## Direction
Lay out each line of the records below as a JSON list of strings, one string per line, leaving out any blank lines.

Records excerpted from a collection:
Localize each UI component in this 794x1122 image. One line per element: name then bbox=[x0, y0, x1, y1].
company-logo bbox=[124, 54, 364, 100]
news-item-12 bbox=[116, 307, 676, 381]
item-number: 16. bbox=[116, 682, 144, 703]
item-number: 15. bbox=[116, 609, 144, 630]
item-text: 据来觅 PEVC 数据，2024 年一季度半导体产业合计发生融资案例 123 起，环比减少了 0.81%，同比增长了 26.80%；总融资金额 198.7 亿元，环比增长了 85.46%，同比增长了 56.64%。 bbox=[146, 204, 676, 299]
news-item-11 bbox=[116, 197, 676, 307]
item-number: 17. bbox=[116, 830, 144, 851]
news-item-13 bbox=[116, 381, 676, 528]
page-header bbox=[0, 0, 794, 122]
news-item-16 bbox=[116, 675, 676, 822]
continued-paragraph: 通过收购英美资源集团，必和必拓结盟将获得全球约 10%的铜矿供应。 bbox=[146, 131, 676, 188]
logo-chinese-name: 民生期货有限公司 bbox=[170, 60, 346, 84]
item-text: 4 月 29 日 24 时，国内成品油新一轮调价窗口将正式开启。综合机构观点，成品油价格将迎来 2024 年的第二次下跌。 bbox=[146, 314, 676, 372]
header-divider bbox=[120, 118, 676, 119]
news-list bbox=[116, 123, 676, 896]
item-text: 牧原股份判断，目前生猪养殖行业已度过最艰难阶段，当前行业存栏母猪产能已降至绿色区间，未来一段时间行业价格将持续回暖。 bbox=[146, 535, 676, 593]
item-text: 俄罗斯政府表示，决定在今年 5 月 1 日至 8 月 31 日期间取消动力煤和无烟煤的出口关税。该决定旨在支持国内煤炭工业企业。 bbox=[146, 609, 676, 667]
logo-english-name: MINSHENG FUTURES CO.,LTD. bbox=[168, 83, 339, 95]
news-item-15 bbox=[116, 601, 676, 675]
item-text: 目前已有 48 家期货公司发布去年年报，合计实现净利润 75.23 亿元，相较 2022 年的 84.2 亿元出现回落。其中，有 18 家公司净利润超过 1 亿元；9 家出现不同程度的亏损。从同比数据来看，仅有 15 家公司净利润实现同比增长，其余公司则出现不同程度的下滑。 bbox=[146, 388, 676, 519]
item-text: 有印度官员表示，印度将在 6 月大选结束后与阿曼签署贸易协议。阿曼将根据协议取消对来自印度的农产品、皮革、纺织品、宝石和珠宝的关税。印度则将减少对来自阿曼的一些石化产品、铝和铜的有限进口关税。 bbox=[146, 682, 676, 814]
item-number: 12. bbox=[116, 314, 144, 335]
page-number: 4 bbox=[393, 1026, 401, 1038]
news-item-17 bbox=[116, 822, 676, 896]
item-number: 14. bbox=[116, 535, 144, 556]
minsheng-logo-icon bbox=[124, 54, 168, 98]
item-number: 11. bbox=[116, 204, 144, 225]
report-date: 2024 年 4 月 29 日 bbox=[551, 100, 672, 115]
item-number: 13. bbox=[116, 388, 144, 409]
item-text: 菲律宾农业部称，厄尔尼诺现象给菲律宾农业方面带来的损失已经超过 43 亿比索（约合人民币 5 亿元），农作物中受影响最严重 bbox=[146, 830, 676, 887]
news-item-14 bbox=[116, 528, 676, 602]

## Answer to this problem
[
  "Localize each UI component in this 794x1122 image. One line per element: name then bbox=[x0, y0, x1, y1].",
  "company-logo bbox=[124, 54, 364, 100]",
  "news-item-12 bbox=[116, 307, 676, 381]",
  "item-number: 16. bbox=[116, 682, 144, 703]",
  "item-number: 15. bbox=[116, 609, 144, 630]",
  "item-text: 据来觅 PEVC 数据，2024 年一季度半导体产业合计发生融资案例 123 起，环比减少了 0.81%，同比增长了 26.80%；总融资金额 198.7 亿元，环比增长了 85.46%，同比增长了 56.64%。 bbox=[146, 204, 676, 299]",
  "news-item-11 bbox=[116, 197, 676, 307]",
  "item-number: 17. bbox=[116, 830, 144, 851]",
  "news-item-13 bbox=[116, 381, 676, 528]",
  "page-header bbox=[0, 0, 794, 122]",
  "news-item-16 bbox=[116, 675, 676, 822]",
  "continued-paragraph: 通过收购英美资源集团，必和必拓结盟将获得全球约 10%的铜矿供应。 bbox=[146, 131, 676, 188]",
  "logo-chinese-name: 民生期货有限公司 bbox=[170, 60, 346, 84]",
  "item-text: 4 月 29 日 24 时，国内成品油新一轮调价窗口将正式开启。综合机构观点，成品油价格将迎来 2024 年的第二次下跌。 bbox=[146, 314, 676, 372]",
  "header-divider bbox=[120, 118, 676, 119]",
  "news-list bbox=[116, 123, 676, 896]",
  "item-text: 牧原股份判断，目前生猪养殖行业已度过最艰难阶段，当前行业存栏母猪产能已降至绿色区间，未来一段时间行业价格将持续回暖。 bbox=[146, 535, 676, 593]",
  "item-text: 俄罗斯政府表示，决定在今年 5 月 1 日至 8 月 31 日期间取消动力煤和无烟煤的出口关税。该决定旨在支持国内煤炭工业企业。 bbox=[146, 609, 676, 667]",
  "logo-english-name: MINSHENG FUTURES CO.,LTD. bbox=[168, 83, 339, 95]",
  "news-item-15 bbox=[116, 601, 676, 675]",
  "item-text: 目前已有 48 家期货公司发布去年年报，合计实现净利润 75.23 亿元，相较 2022 年的 84.2 亿元出现回落。其中，有 18 家公司净利润超过 1 亿元；9 家出现不同程度的亏损。从同比数据来看，仅有 15 家公司净利润实现同比增长，其余公司则出现不同程度的下滑。 bbox=[146, 388, 676, 519]",
  "item-text: 有印度官员表示，印度将在 6 月大选结束后与阿曼签署贸易协议。阿曼将根据协议取消对来自印度的农产品、皮革、纺织品、宝石和珠宝的关税。印度则将减少对来自阿曼的一些石化产品、铝和铜的有限进口关税。 bbox=[146, 682, 676, 814]",
  "item-number: 12. bbox=[116, 314, 144, 335]",
  "page-number: 4 bbox=[393, 1026, 401, 1038]",
  "news-item-17 bbox=[116, 822, 676, 896]",
  "item-number: 14. bbox=[116, 535, 144, 556]",
  "minsheng-logo-icon bbox=[124, 54, 168, 98]",
  "item-number: 11. bbox=[116, 204, 144, 225]",
  "report-date: 2024 年 4 月 29 日 bbox=[551, 100, 672, 115]",
  "item-number: 13. bbox=[116, 388, 144, 409]",
  "item-text: 菲律宾农业部称，厄尔尼诺现象给菲律宾农业方面带来的损失已经超过 43 亿比索（约合人民币 5 亿元），农作物中受影响最严重 bbox=[146, 830, 676, 887]",
  "news-item-14 bbox=[116, 528, 676, 602]"
]